◆ What you have to do ◆
Produce the listing below again, exactly as shown.

--*--

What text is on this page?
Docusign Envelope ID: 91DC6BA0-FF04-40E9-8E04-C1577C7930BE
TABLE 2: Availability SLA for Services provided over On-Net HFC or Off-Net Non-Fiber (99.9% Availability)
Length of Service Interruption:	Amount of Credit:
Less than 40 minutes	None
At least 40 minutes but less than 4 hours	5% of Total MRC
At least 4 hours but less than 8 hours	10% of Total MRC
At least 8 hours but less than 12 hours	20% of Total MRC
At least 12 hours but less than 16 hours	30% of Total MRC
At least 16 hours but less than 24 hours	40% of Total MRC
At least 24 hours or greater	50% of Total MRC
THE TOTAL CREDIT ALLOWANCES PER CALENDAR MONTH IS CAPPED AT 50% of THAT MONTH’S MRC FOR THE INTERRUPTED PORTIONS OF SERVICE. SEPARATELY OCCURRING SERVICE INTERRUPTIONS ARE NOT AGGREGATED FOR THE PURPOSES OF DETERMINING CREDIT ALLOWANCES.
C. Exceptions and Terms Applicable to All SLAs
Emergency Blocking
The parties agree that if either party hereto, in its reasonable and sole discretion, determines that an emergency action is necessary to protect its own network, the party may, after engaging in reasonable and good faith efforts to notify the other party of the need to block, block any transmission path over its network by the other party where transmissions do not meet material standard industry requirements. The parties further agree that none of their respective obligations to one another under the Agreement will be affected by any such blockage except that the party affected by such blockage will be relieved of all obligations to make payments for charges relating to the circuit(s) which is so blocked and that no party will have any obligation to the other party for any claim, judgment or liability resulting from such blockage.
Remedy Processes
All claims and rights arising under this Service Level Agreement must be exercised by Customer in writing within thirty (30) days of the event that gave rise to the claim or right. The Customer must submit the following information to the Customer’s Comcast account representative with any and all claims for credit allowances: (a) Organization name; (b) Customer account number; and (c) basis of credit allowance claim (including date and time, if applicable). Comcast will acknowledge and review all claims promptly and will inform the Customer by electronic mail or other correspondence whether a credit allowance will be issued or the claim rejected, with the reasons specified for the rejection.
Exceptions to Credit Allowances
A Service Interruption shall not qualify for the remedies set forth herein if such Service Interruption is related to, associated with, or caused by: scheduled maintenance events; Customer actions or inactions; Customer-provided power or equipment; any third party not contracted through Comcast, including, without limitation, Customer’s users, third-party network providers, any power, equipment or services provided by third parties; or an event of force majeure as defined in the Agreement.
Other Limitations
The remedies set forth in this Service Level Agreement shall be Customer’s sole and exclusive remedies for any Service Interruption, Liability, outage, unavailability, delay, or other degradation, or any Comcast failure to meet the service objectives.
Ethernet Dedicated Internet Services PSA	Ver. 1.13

--*--

◆ Finished exercise ◆
What text is on this page?
Docusign Envelope ID: 91DC6BA0-FF04-40E9-8E04-C1577C7930BE
TABLE 2: Availability SLA for Services provided over On-Net HFC or Off-Net Non-Fiber (99.9% Availability)
Length of Service Interruption:	Amount of Credit:
Less than 40 minutes	None
At least 40 minutes but less than 4 hours	5% of Total MRC
At least 4 hours but less than 8 hours	10% of Total MRC
At least 8 hours but less than 12 hours	20% of Total MRC
At least 12 hours but less than 16 hours	30% of Total MRC
At least 16 hours but less than 24 hours	40% of Total MRC
At least 24 hours or greater	50% of Total MRC
THE TOTAL CREDIT ALLOWANCES PER CALENDAR MONTH IS CAPPED AT 50% of THAT MONTH’S MRC FOR THE INTERRUPTED PORTIONS OF SERVICE. SEPARATELY OCCURRING SERVICE INTERRUPTIONS ARE NOT AGGREGATED FOR THE PURPOSES OF DETERMINING CREDIT ALLOWANCES.
C. Exceptions and Terms Applicable to All SLAs
Emergency Blocking
The parties agree that if either party hereto, in its reasonable and sole discretion, determines that an emergency action is necessary to protect its own network, the party may, after engaging in reasonable and good faith efforts to notify the other party of the need to block, block any transmission path over its network by the other party where transmissions do not meet material standard industry requirements. The parties further agree that none of their respective obligations to one another under the Agreement will be affected by any such blockage except that the party affected by such blockage will be relieved of all obligations to make payments for charges relating to the circuit(s) which is so blocked and that no party will have any obligation to the other party for any claim, judgment or liability resulting from such blockage.
Remedy Processes
All claims and rights arising under this Service Level Agreement must be exercised by Customer in writing within thirty (30) days of the event that gave rise to the claim or right. The Customer must submit the following information to the Customer’s Comcast account representative with any and all claims for credit allowances: (a) Organization name; (b) Customer account number; and (c) basis of credit allowance claim (including date and time, if applicable). Comcast will acknowledge and review all claims promptly and will inform the Customer by electronic mail or other correspondence whether a credit allowance will be issued or the claim rejected, with the reasons specified for the rejection.
Exceptions to Credit Allowances
A Service Interruption shall not qualify for the remedies set forth herein if such Service Interruption is related to, associated with, or caused by: scheduled maintenance events; Customer actions or inactions; Customer-provided power or equipment; any third party not contracted through Comcast, including, without limitation, Customer’s users, third-party network providers, any power, equipment or services provided by third parties; or an event of force majeure as defined in the Agreement.
Other Limitations
The remedies set forth in this Service Level Agreement shall be Customer’s sole and exclusive remedies for any Service Interruption, Liability, outage, unavailability, delay, or other degradation, or any Comcast failure to meet the service objectives.
Ethernet Dedicated Internet Services PSA	Ver. 1.13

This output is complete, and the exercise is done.